======== SOURCE DATA

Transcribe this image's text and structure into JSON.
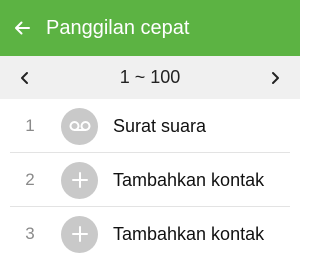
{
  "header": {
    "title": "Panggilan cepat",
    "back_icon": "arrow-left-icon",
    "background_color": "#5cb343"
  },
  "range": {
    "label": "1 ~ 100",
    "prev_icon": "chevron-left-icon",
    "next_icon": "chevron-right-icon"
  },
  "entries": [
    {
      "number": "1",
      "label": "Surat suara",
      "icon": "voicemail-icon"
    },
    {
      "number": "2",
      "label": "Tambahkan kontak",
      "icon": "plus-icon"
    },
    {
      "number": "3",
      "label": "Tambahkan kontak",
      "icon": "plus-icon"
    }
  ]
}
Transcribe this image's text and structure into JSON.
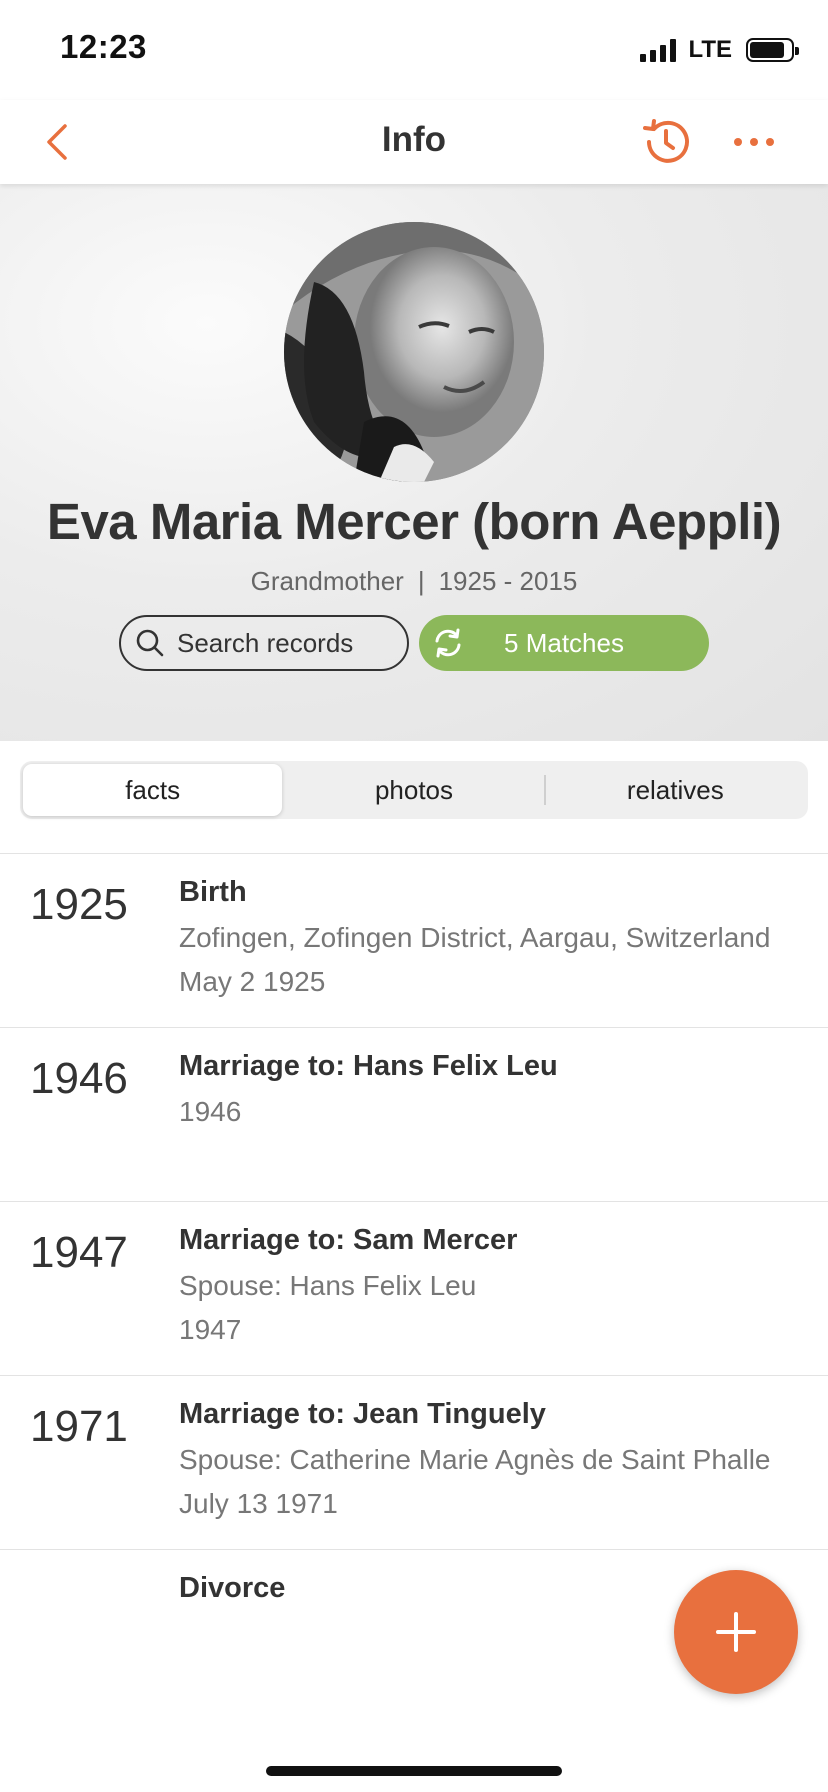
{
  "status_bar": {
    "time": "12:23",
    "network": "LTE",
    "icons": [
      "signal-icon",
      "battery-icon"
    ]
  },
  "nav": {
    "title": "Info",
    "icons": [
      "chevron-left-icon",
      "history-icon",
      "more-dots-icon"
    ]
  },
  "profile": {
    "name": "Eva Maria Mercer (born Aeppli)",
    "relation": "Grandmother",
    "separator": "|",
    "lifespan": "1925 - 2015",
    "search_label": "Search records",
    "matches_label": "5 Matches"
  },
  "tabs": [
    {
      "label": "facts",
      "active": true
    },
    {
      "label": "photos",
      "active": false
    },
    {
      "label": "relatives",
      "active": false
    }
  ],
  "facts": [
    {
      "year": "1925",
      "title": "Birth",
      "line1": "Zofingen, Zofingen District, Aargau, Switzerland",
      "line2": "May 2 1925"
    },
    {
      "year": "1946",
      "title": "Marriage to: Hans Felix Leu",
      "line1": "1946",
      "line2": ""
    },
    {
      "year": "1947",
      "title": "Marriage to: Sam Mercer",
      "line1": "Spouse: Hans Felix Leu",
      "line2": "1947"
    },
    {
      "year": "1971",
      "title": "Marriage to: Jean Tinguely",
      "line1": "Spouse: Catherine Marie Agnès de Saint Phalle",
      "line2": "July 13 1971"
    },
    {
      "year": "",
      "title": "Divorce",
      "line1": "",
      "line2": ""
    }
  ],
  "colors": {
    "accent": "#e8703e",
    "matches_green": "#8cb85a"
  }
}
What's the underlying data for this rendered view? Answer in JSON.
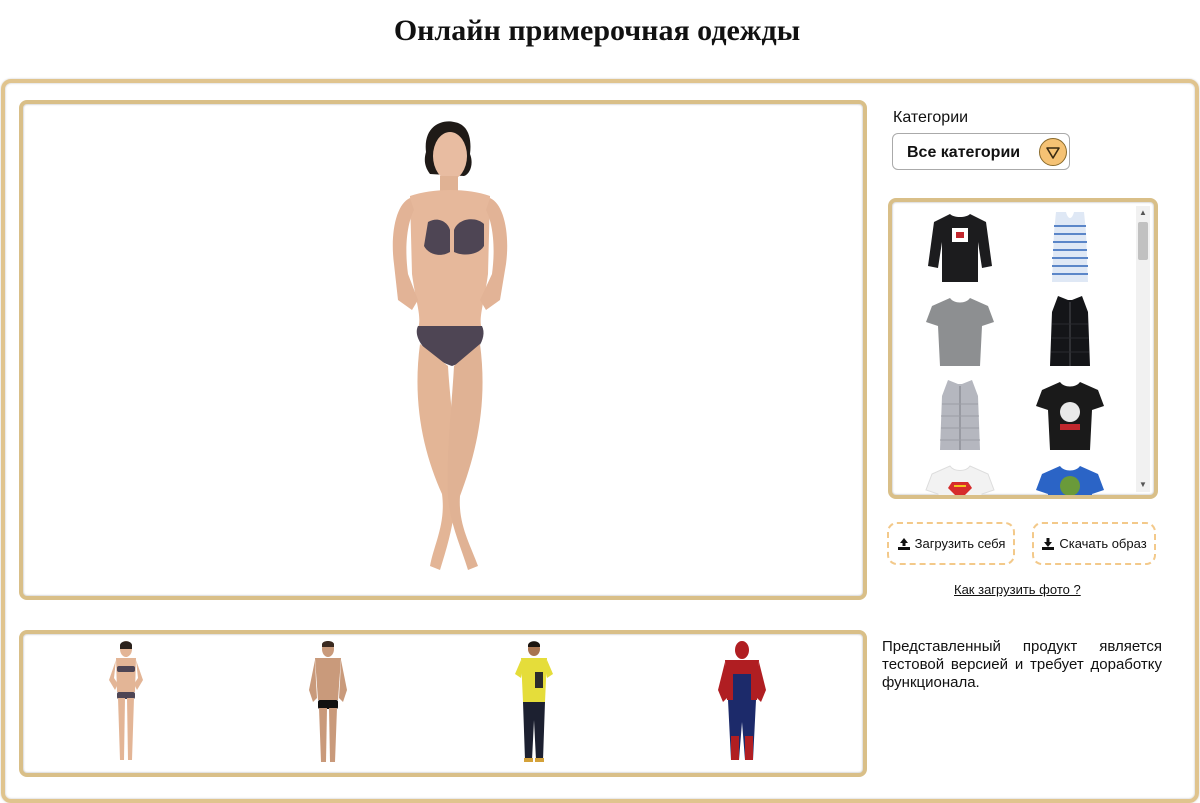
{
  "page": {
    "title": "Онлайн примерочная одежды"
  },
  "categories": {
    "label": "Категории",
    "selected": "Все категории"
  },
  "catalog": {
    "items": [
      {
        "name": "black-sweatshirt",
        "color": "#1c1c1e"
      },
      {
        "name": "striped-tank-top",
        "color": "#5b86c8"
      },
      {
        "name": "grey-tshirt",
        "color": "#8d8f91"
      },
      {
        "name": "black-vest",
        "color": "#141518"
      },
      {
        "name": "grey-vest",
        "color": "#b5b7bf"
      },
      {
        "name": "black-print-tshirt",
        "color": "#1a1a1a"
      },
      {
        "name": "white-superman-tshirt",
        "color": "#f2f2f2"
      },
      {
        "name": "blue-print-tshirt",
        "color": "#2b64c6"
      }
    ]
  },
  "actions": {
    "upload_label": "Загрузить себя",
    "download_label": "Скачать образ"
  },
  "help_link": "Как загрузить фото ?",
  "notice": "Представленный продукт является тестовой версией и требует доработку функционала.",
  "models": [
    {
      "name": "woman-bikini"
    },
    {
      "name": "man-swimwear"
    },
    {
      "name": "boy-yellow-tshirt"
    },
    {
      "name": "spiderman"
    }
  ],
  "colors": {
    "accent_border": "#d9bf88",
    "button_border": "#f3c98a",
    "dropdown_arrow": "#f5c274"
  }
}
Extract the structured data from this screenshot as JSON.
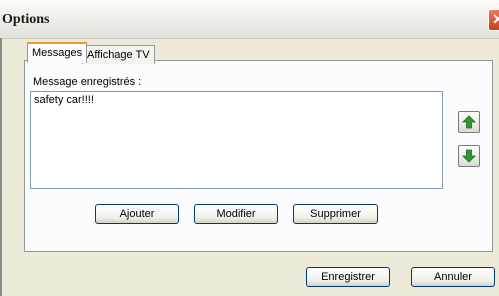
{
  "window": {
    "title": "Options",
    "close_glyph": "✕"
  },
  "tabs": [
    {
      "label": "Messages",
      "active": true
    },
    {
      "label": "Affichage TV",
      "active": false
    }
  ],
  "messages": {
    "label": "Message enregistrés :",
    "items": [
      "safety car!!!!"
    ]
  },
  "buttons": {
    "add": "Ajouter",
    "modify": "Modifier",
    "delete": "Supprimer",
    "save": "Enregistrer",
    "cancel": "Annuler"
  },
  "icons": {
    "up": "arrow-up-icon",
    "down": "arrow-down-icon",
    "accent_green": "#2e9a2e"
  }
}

================

## PROBLEM
Pull out every line in the material above where "JSON" occurs.

## PROBLEM SOLUTION
Transcribe this image's text and structure into JSON.
Transcribe this image's text and structure into JSON.
What's the underlying data for this rendered view? Answer in JSON.
Extract the structured data from this screenshot as JSON.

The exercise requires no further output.